- [STORED ROWS]:
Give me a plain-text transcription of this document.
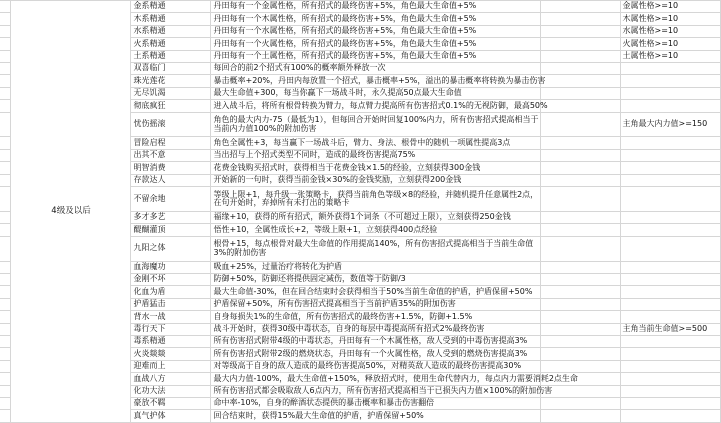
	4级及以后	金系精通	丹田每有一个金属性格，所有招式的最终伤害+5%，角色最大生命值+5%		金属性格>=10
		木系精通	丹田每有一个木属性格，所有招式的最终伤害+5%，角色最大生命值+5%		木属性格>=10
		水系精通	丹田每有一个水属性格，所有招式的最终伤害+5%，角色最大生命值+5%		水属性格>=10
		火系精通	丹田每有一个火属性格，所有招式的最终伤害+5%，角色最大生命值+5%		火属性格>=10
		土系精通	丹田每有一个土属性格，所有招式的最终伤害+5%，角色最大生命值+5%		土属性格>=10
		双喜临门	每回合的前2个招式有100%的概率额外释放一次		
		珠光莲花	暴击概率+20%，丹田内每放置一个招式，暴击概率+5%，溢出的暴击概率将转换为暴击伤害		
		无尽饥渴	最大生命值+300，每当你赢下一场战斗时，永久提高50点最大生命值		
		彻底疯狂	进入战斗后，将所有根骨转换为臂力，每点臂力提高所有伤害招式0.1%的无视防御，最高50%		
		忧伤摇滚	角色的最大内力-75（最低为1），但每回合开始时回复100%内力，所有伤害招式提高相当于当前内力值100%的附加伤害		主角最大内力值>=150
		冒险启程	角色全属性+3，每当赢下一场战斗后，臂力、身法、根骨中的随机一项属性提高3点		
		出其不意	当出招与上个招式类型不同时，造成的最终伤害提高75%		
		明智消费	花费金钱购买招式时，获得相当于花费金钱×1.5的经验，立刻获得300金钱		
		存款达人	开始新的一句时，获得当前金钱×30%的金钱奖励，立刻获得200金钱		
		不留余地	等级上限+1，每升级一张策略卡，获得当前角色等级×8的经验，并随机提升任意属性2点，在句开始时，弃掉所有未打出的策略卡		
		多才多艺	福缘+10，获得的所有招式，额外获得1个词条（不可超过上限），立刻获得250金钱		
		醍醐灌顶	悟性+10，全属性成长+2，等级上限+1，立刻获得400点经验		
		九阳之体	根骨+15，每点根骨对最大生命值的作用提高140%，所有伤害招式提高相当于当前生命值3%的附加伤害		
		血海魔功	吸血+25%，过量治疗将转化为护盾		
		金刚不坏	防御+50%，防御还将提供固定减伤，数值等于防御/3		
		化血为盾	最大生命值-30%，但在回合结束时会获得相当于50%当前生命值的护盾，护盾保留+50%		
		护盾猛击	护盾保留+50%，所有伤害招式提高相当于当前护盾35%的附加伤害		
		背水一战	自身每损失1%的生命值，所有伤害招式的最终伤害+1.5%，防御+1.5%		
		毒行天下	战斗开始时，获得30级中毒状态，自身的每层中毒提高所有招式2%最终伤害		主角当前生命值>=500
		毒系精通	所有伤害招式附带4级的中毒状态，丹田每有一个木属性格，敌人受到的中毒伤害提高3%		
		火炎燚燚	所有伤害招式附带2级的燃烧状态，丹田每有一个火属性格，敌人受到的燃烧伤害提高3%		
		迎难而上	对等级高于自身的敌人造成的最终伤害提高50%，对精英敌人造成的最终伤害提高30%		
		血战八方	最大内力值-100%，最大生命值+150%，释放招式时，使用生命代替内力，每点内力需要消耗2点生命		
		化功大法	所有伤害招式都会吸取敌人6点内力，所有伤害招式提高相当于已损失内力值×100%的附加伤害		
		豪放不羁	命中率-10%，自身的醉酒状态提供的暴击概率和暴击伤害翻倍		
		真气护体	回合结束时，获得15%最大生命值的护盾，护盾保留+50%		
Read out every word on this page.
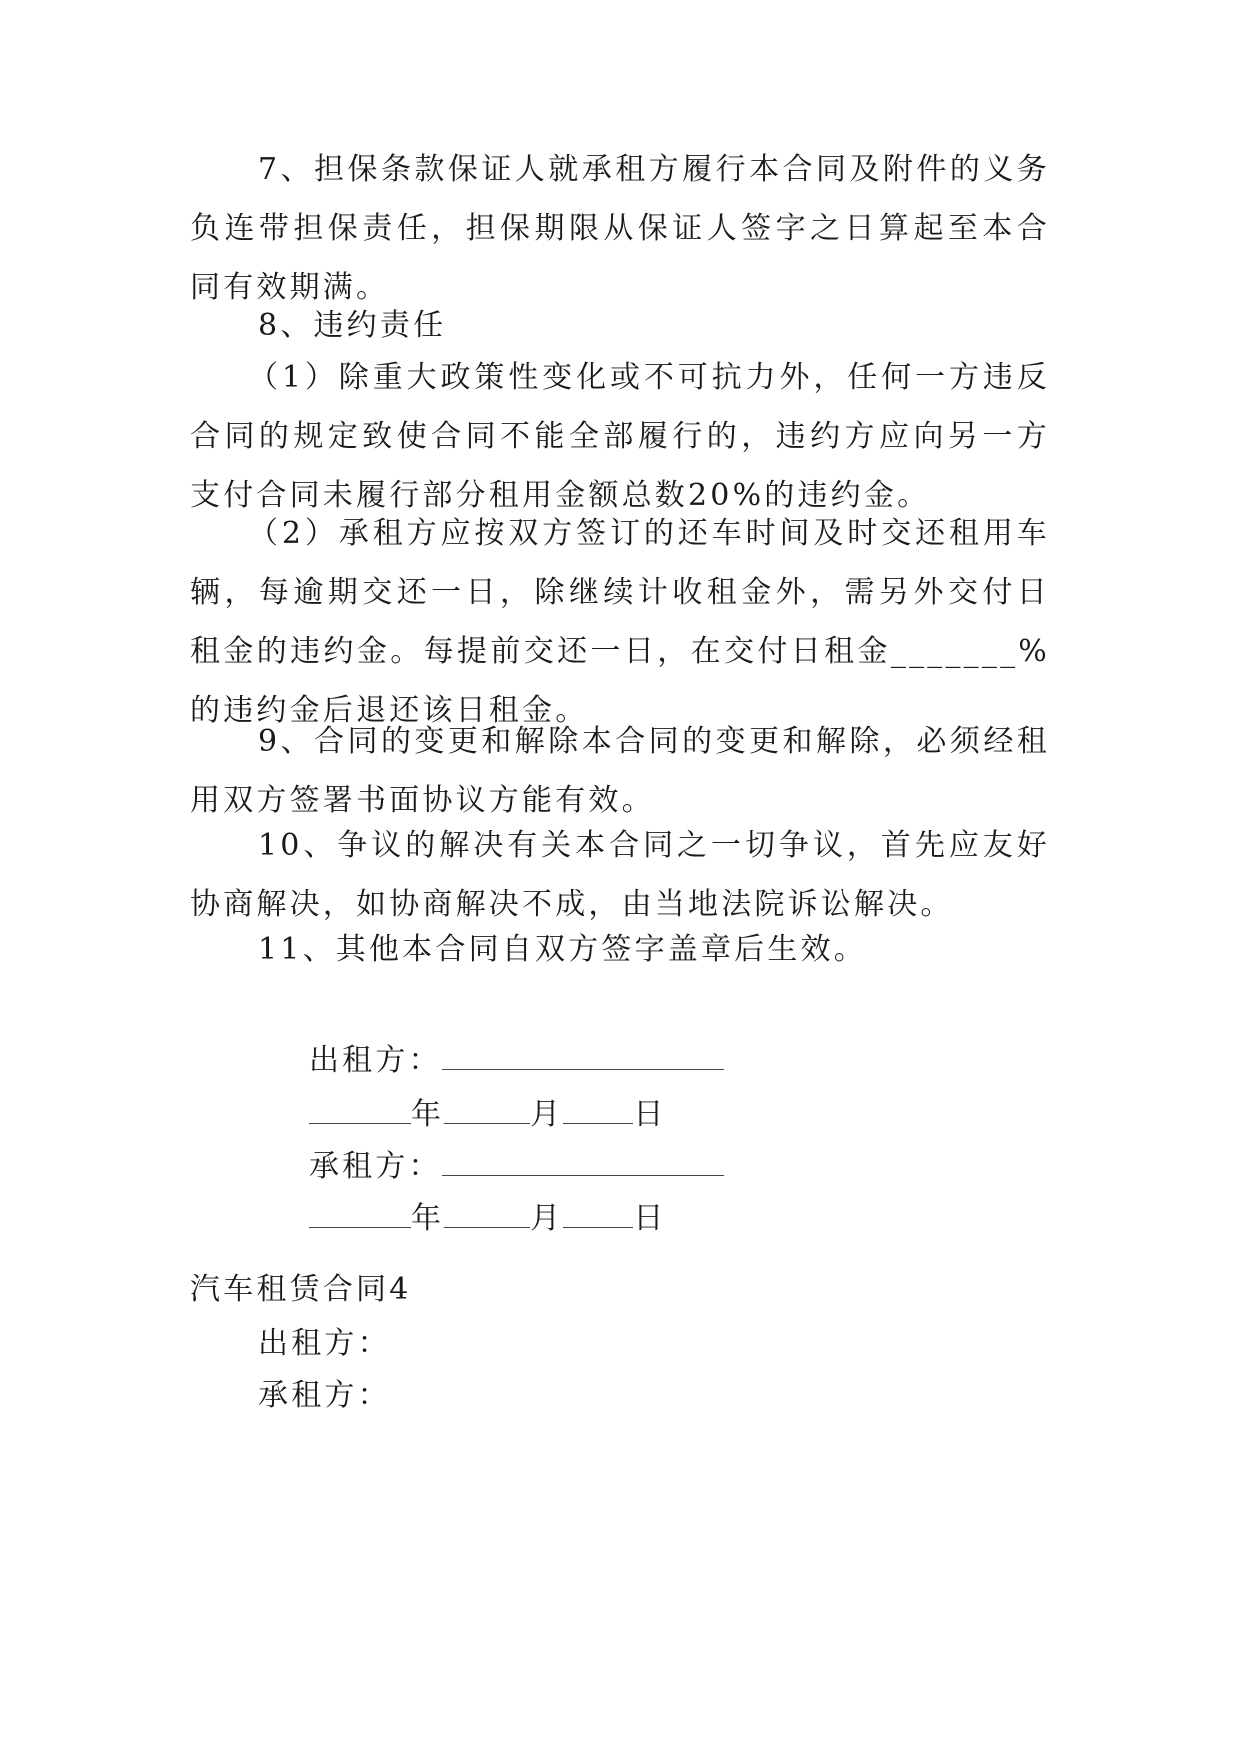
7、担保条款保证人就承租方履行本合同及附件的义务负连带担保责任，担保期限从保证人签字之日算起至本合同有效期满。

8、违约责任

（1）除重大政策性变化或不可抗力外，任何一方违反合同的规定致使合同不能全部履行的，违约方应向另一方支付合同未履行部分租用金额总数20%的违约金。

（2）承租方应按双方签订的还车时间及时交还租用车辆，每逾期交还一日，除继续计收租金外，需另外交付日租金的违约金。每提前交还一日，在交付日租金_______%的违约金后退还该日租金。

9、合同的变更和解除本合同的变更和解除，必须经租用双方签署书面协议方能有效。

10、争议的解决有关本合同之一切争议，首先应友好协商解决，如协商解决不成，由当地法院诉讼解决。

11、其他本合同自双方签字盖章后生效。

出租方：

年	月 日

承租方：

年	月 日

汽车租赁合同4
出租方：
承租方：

- [WHAT NEEDS TO BE DONE]: Transcribe the listing in full. Omit the pictures and keep every line exact.

- [TASK RESULT]:
Give me a plain-text transcription of this document.
	4级及以后	金系精通	丹田每有一个金属性格，所有招式的最终伤害+5%，角色最大生命值+5%		金属性格>=10
		木系精通	丹田每有一个木属性格，所有招式的最终伤害+5%，角色最大生命值+5%		木属性格>=10
		水系精通	丹田每有一个水属性格，所有招式的最终伤害+5%，角色最大生命值+5%		水属性格>=10
		火系精通	丹田每有一个火属性格，所有招式的最终伤害+5%，角色最大生命值+5%		火属性格>=10
		土系精通	丹田每有一个土属性格，所有招式的最终伤害+5%，角色最大生命值+5%		土属性格>=10
		双喜临门	每回合的前2个招式有100%的概率额外释放一次		
		珠光莲花	暴击概率+20%，丹田内每放置一个招式，暴击概率+5%，溢出的暴击概率将转换为暴击伤害		
		无尽饥渴	最大生命值+300，每当你赢下一场战斗时，永久提高50点最大生命值		
		彻底疯狂	进入战斗后，将所有根骨转换为臂力，每点臂力提高所有伤害招式0.1%的无视防御，最高50%		
		忧伤摇滚	角色的最大内力-75（最低为1），但每回合开始时回复100%内力，所有伤害招式提高相当于当前内力值100%的附加伤害		主角最大内力值>=150
		冒险启程	角色全属性+3，每当赢下一场战斗后，臂力、身法、根骨中的随机一项属性提高3点		
		出其不意	当出招与上个招式类型不同时，造成的最终伤害提高75%		
		明智消费	花费金钱购买招式时，获得相当于花费金钱×1.5的经验，立刻获得300金钱		
		存款达人	开始新的一句时，获得当前金钱×30%的金钱奖励，立刻获得200金钱		
		不留余地	等级上限+1，每升级一张策略卡，获得当前角色等级×8的经验，并随机提升任意属性2点，在句开始时，弃掉所有未打出的策略卡		
		多才多艺	福缘+10，获得的所有招式，额外获得1个词条（不可超过上限），立刻获得250金钱		
		醍醐灌顶	悟性+10，全属性成长+2，等级上限+1，立刻获得400点经验		
		九阳之体	根骨+15，每点根骨对最大生命值的作用提高140%，所有伤害招式提高相当于当前生命值3%的附加伤害		
		血海魔功	吸血+25%，过量治疗将转化为护盾		
		金刚不坏	防御+50%，防御还将提供固定减伤，数值等于防御/3		
		化血为盾	最大生命值-30%，但在回合结束时会获得相当于50%当前生命值的护盾，护盾保留+50%		
		护盾猛击	护盾保留+50%，所有伤害招式提高相当于当前护盾35%的附加伤害		
		背水一战	自身每损失1%的生命值，所有伤害招式的最终伤害+1.5%，防御+1.5%		
		毒行天下	战斗开始时，获得30级中毒状态，自身的每层中毒提高所有招式2%最终伤害		主角当前生命值>=500
		毒系精通	所有伤害招式附带4级的中毒状态，丹田每有一个木属性格，敌人受到的中毒伤害提高3%		
		火炎燚燚	所有伤害招式附带2级的燃烧状态，丹田每有一个火属性格，敌人受到的燃烧伤害提高3%		
		迎难而上	对等级高于自身的敌人造成的最终伤害提高50%，对精英敌人造成的最终伤害提高30%		
		血战八方	最大内力值-100%，最大生命值+150%，释放招式时，使用生命代替内力，每点内力需要消耗2点生命		
		化功大法	所有伤害招式都会吸取敌人6点内力，所有伤害招式提高相当于已损失内力值×100%的附加伤害		
		豪放不羁	命中率-10%，自身的醉酒状态提供的暴击概率和暴击伤害翻倍		
		真气护体	回合结束时，获得15%最大生命值的护盾，护盾保留+50%		
Read out every word on this page.
7、担保条款保证人就承租方履行本合同及附件的义务负连带担保责任，担保期限从保证人签字之日算起至本合同有效期满。

8、违约责任

（1）除重大政策性变化或不可抗力外，任何一方违反合同的规定致使合同不能全部履行的，违约方应向另一方支付合同未履行部分租用金额总数20%的违约金。

（2）承租方应按双方签订的还车时间及时交还租用车辆，每逾期交还一日，除继续计收租金外，需另外交付日租金的违约金。每提前交还一日，在交付日租金_______%的违约金后退还该日租金。

9、合同的变更和解除本合同的变更和解除，必须经租用双方签署书面协议方能有效。

10、争议的解决有关本合同之一切争议，首先应友好协商解决，如协商解决不成，由当地法院诉讼解决。

11、其他本合同自双方签字盖章后生效。

出租方：

年	月 日

承租方：

年	月 日

汽车租赁合同4
出租方：
承租方：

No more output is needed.